— Set task —
From the entries that follow, list every line in which the string "objetiva" appears.

▼

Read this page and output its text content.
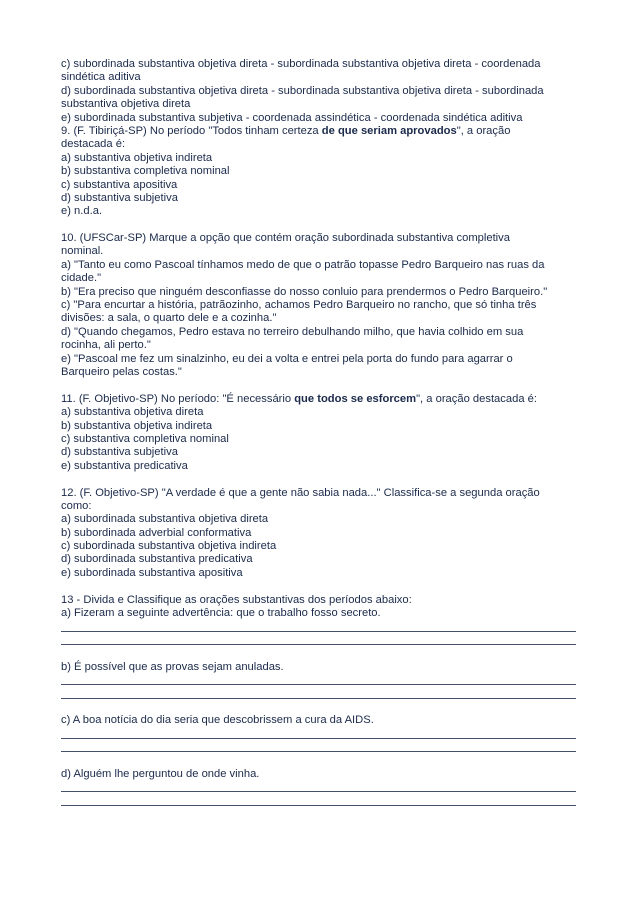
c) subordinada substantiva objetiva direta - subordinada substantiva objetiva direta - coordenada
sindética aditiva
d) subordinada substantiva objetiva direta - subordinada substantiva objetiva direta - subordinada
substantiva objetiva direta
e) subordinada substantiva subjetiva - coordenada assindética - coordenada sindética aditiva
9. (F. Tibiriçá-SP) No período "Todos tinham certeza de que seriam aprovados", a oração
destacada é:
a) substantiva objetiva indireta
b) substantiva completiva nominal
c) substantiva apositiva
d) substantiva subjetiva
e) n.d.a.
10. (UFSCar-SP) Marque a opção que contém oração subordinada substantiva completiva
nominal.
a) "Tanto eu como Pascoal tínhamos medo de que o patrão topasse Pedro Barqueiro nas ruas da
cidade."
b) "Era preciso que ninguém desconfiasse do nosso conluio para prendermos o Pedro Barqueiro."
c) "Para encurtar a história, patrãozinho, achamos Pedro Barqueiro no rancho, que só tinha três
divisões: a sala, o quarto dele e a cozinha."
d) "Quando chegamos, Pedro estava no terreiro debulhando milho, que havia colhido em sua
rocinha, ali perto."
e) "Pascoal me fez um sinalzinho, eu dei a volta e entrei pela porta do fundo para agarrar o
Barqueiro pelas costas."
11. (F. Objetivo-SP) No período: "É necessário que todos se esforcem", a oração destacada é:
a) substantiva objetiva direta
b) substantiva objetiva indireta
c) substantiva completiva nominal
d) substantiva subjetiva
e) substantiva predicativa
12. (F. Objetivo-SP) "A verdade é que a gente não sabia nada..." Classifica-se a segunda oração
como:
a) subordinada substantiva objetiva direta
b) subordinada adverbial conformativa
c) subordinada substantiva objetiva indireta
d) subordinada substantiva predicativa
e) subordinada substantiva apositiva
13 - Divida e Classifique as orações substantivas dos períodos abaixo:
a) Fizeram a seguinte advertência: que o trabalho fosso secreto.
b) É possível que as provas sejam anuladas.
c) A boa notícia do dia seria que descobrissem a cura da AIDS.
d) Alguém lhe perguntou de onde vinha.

▲
▼

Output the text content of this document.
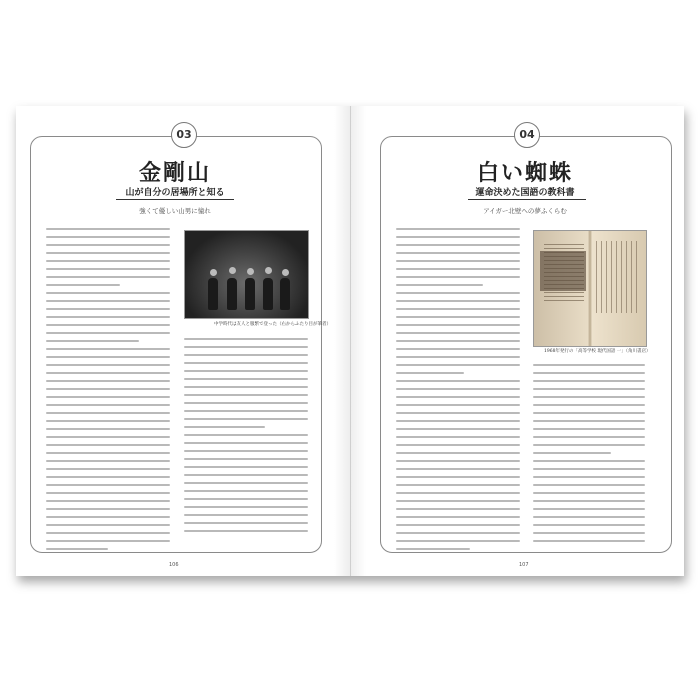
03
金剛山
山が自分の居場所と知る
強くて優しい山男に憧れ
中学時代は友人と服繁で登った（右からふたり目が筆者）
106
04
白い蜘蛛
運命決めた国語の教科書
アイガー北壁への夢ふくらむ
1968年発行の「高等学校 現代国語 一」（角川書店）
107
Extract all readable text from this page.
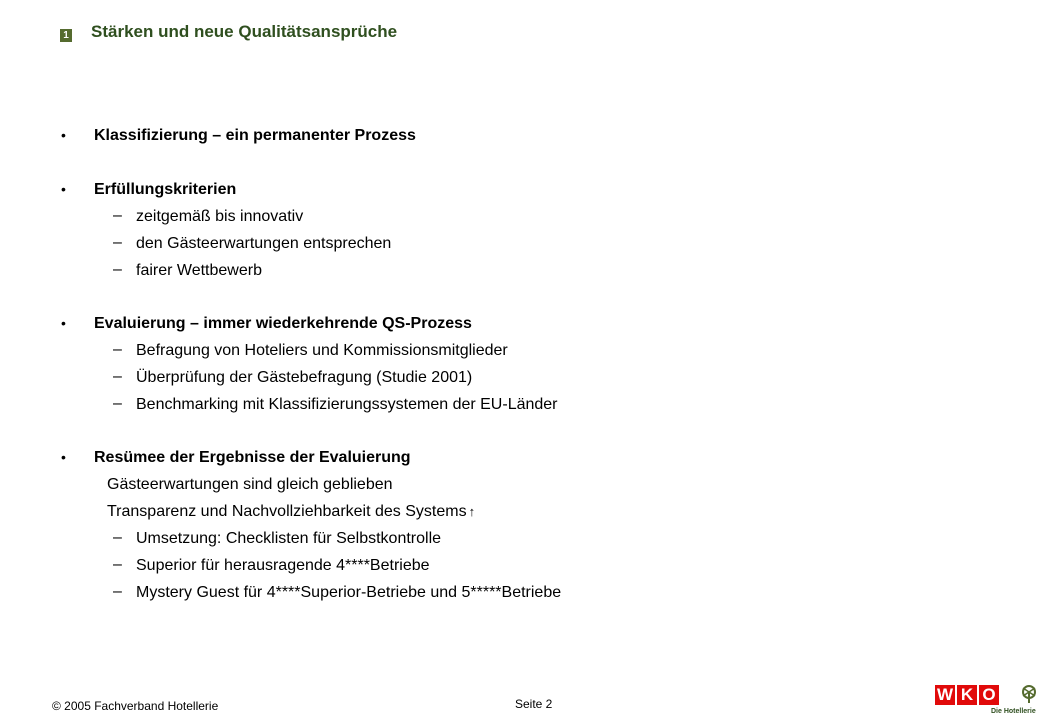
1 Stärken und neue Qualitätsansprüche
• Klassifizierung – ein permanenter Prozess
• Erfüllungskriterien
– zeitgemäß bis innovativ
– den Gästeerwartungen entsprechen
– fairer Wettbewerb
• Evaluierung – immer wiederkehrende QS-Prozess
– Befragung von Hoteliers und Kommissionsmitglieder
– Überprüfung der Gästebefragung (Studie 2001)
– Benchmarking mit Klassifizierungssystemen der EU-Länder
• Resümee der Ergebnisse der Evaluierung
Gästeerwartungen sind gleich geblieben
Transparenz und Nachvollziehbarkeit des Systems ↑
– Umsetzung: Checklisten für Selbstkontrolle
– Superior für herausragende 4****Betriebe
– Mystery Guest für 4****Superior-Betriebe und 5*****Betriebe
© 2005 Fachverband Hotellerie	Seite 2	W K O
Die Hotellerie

▲

— Worked solution —
c) subordinada substantiva objetiva direta - subordinada substantiva objetiva direta - coordenada
d) subordinada substantiva objetiva direta - subordinada substantiva objetiva direta - subordinada
substantiva objetiva direta
a) substantiva objetiva indireta
a) substantiva objetiva direta
b) substantiva objetiva indireta
a) subordinada substantiva objetiva direta
c) subordinada substantiva objetiva indireta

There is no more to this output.